## Short task
Below are the records; copy each line in them that holds the word "home".

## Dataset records
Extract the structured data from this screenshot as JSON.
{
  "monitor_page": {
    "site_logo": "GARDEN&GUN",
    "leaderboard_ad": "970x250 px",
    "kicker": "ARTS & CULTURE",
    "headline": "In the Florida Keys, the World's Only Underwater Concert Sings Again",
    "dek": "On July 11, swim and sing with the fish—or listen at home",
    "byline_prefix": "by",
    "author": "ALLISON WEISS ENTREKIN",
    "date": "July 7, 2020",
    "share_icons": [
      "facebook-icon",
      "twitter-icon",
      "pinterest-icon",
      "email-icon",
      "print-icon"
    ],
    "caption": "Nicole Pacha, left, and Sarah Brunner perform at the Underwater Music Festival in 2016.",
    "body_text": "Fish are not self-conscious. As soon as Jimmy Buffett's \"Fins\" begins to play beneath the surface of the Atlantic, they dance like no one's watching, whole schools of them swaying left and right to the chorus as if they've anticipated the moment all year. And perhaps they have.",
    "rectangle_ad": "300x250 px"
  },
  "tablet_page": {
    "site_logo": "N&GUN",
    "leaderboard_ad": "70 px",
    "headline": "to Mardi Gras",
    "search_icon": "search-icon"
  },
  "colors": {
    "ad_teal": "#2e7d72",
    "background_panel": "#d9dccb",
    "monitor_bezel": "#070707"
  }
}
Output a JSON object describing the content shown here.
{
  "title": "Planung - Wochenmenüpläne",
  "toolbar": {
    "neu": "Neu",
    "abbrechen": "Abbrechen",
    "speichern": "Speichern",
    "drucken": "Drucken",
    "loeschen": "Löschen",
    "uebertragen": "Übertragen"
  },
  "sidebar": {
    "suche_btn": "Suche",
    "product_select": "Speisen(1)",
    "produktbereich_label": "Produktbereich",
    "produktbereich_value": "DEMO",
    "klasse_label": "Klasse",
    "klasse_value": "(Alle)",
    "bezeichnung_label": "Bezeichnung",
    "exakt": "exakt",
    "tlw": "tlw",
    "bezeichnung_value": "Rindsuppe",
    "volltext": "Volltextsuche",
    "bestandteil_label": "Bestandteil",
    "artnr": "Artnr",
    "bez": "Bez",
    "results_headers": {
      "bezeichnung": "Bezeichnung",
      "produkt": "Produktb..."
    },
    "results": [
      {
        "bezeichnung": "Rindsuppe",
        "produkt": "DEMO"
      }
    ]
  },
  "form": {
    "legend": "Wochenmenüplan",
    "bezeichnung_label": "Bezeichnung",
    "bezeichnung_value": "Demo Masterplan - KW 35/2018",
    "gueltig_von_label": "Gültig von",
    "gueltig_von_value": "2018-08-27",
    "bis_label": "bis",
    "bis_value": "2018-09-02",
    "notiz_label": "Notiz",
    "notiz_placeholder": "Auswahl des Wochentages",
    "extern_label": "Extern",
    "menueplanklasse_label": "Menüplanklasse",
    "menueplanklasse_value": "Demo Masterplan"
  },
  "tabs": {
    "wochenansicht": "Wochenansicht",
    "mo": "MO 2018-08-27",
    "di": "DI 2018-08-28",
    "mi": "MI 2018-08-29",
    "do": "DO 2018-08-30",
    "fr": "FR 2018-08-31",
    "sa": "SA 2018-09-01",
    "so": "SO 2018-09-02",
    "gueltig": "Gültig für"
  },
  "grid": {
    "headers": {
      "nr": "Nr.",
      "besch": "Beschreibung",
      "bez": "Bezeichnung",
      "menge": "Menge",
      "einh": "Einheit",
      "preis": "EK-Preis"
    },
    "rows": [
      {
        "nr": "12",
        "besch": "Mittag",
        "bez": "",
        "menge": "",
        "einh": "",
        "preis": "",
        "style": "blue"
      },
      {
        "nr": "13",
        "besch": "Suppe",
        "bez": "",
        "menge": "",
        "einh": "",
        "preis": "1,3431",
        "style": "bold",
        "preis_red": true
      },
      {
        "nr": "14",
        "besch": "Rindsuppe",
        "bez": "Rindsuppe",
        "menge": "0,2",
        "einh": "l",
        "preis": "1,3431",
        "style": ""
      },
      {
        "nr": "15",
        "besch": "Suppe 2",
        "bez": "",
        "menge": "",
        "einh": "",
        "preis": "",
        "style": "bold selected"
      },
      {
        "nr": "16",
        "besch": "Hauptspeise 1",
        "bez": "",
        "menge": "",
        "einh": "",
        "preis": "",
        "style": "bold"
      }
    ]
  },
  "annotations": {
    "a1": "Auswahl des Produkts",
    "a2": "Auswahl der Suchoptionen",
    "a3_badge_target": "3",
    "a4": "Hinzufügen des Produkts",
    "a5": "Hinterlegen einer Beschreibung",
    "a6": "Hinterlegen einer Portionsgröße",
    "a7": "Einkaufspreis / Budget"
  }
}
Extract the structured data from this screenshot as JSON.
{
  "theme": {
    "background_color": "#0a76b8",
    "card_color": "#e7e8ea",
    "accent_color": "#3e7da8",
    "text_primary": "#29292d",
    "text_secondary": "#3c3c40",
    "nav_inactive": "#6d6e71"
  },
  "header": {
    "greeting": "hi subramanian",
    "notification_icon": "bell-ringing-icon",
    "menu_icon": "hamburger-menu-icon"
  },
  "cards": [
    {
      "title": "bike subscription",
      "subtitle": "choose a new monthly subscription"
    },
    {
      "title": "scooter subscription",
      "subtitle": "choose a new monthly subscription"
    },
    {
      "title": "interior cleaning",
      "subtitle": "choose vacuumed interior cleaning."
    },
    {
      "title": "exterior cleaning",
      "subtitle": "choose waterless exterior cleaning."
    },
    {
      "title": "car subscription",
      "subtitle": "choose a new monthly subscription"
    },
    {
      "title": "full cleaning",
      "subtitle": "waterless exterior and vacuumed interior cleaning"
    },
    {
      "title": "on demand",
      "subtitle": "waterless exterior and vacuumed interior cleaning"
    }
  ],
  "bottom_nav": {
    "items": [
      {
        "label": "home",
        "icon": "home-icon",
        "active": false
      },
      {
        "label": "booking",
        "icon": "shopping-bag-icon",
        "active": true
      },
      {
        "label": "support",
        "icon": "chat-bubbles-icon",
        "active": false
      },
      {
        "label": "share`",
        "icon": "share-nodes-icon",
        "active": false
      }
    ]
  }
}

## Complete output
    "dek": "On July 11, swim and sing with the fish—or listen at home",
        "label": "home",
        "icon": "home-icon",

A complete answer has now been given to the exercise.